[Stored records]
/---
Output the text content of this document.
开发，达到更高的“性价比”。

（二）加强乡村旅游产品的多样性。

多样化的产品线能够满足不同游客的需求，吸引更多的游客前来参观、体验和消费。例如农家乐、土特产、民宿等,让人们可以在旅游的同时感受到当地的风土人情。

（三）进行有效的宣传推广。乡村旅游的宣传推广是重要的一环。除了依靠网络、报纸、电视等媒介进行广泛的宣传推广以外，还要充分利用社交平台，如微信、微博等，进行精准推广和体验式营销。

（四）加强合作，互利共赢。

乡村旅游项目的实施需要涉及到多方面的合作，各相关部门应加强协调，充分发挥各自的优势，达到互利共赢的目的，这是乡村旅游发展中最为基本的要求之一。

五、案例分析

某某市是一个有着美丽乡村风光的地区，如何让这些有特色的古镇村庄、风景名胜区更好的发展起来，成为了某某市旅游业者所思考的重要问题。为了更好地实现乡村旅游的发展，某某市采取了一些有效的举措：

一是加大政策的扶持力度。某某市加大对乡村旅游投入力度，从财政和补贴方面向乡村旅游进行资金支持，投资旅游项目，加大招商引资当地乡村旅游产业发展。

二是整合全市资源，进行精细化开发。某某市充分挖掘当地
\---
## WHAT THE TASK REQUIRES
Go through the records above and retype each one exactly.

## FINISHED EXERCISE
Output the text content of this document.
开发，达到更高的“性价比”。

（二）加强乡村旅游产品的多样性。

多样化的产品线能够满足不同游客的需求，吸引更多的游客前来参观、体验和消费。例如农家乐、土特产、民宿等,让人们可以在旅游的同时感受到当地的风土人情。

（三）进行有效的宣传推广。乡村旅游的宣传推广是重要的一环。除了依靠网络、报纸、电视等媒介进行广泛的宣传推广以外，还要充分利用社交平台，如微信、微博等，进行精准推广和体验式营销。

（四）加强合作，互利共赢。

乡村旅游项目的实施需要涉及到多方面的合作，各相关部门应加强协调，充分发挥各自的优势，达到互利共赢的目的，这是乡村旅游发展中最为基本的要求之一。

五、案例分析

某某市是一个有着美丽乡村风光的地区，如何让这些有特色的古镇村庄、风景名胜区更好的发展起来，成为了某某市旅游业者所思考的重要问题。为了更好地实现乡村旅游的发展，某某市采取了一些有效的举措：

一是加大政策的扶持力度。某某市加大对乡村旅游投入力度，从财政和补贴方面向乡村旅游进行资金支持，投资旅游项目，加大招商引资当地乡村旅游产业发展。

二是整合全市资源，进行精细化开发。某某市充分挖掘当地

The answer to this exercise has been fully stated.